---------- MATERIAL FOR THIS EXERCISE
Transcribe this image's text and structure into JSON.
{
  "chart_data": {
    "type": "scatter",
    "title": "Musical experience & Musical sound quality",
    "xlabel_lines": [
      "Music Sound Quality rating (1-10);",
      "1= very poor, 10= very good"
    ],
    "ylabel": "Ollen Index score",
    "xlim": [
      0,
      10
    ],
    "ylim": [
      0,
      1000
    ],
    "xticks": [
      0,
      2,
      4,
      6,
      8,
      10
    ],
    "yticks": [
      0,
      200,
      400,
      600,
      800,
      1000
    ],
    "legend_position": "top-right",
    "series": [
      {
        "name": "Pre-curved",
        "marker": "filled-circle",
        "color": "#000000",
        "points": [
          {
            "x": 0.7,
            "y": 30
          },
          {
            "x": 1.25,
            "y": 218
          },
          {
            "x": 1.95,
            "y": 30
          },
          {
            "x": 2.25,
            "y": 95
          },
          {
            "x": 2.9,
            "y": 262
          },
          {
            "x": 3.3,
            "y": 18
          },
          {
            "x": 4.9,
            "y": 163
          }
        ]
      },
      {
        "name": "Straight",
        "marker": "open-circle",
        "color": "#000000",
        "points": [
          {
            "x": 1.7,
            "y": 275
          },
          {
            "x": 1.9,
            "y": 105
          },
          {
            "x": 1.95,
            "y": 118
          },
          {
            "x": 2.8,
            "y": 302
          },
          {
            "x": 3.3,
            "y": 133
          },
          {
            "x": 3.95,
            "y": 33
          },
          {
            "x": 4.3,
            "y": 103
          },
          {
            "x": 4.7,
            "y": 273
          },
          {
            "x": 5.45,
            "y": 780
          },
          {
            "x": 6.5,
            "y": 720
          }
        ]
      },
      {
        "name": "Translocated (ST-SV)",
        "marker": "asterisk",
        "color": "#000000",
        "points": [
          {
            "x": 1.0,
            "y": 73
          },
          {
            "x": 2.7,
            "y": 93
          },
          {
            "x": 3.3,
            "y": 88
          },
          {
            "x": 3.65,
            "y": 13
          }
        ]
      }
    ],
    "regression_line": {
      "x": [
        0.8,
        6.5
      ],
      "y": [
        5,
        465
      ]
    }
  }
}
--------------------
:: WORK TO COMPLETE ::
Every line of the data above should be reproduced word for word.

:: FULL ANSWER ::
Transcribe this image's text and structure into JSON.
{
  "chart_data": {
    "type": "scatter",
    "title": "Musical experience & Musical sound quality",
    "xlabel_lines": [
      "Music Sound Quality rating (1-10);",
      "1= very poor, 10= very good"
    ],
    "ylabel": "Ollen Index score",
    "xlim": [
      0,
      10
    ],
    "ylim": [
      0,
      1000
    ],
    "xticks": [
      0,
      2,
      4,
      6,
      8,
      10
    ],
    "yticks": [
      0,
      200,
      400,
      600,
      800,
      1000
    ],
    "legend_position": "top-right",
    "series": [
      {
        "name": "Pre-curved",
        "marker": "filled-circle",
        "color": "#000000",
        "points": [
          {
            "x": 0.7,
            "y": 30
          },
          {
            "x": 1.25,
            "y": 218
          },
          {
            "x": 1.95,
            "y": 30
          },
          {
            "x": 2.25,
            "y": 95
          },
          {
            "x": 2.9,
            "y": 262
          },
          {
            "x": 3.3,
            "y": 18
          },
          {
            "x": 4.9,
            "y": 163
          }
        ]
      },
      {
        "name": "Straight",
        "marker": "open-circle",
        "color": "#000000",
        "points": [
          {
            "x": 1.7,
            "y": 275
          },
          {
            "x": 1.9,
            "y": 105
          },
          {
            "x": 1.95,
            "y": 118
          },
          {
            "x": 2.8,
            "y": 302
          },
          {
            "x": 3.3,
            "y": 133
          },
          {
            "x": 3.95,
            "y": 33
          },
          {
            "x": 4.3,
            "y": 103
          },
          {
            "x": 4.7,
            "y": 273
          },
          {
            "x": 5.45,
            "y": 780
          },
          {
            "x": 6.5,
            "y": 720
          }
        ]
      },
      {
        "name": "Translocated (ST-SV)",
        "marker": "asterisk",
        "color": "#000000",
        "points": [
          {
            "x": 1.0,
            "y": 73
          },
          {
            "x": 2.7,
            "y": 93
          },
          {
            "x": 3.3,
            "y": 88
          },
          {
            "x": 3.65,
            "y": 13
          }
        ]
      }
    ],
    "regression_line": {
      "x": [
        0.8,
        6.5
      ],
      "y": [
        5,
        465
      ]
    }
  }
}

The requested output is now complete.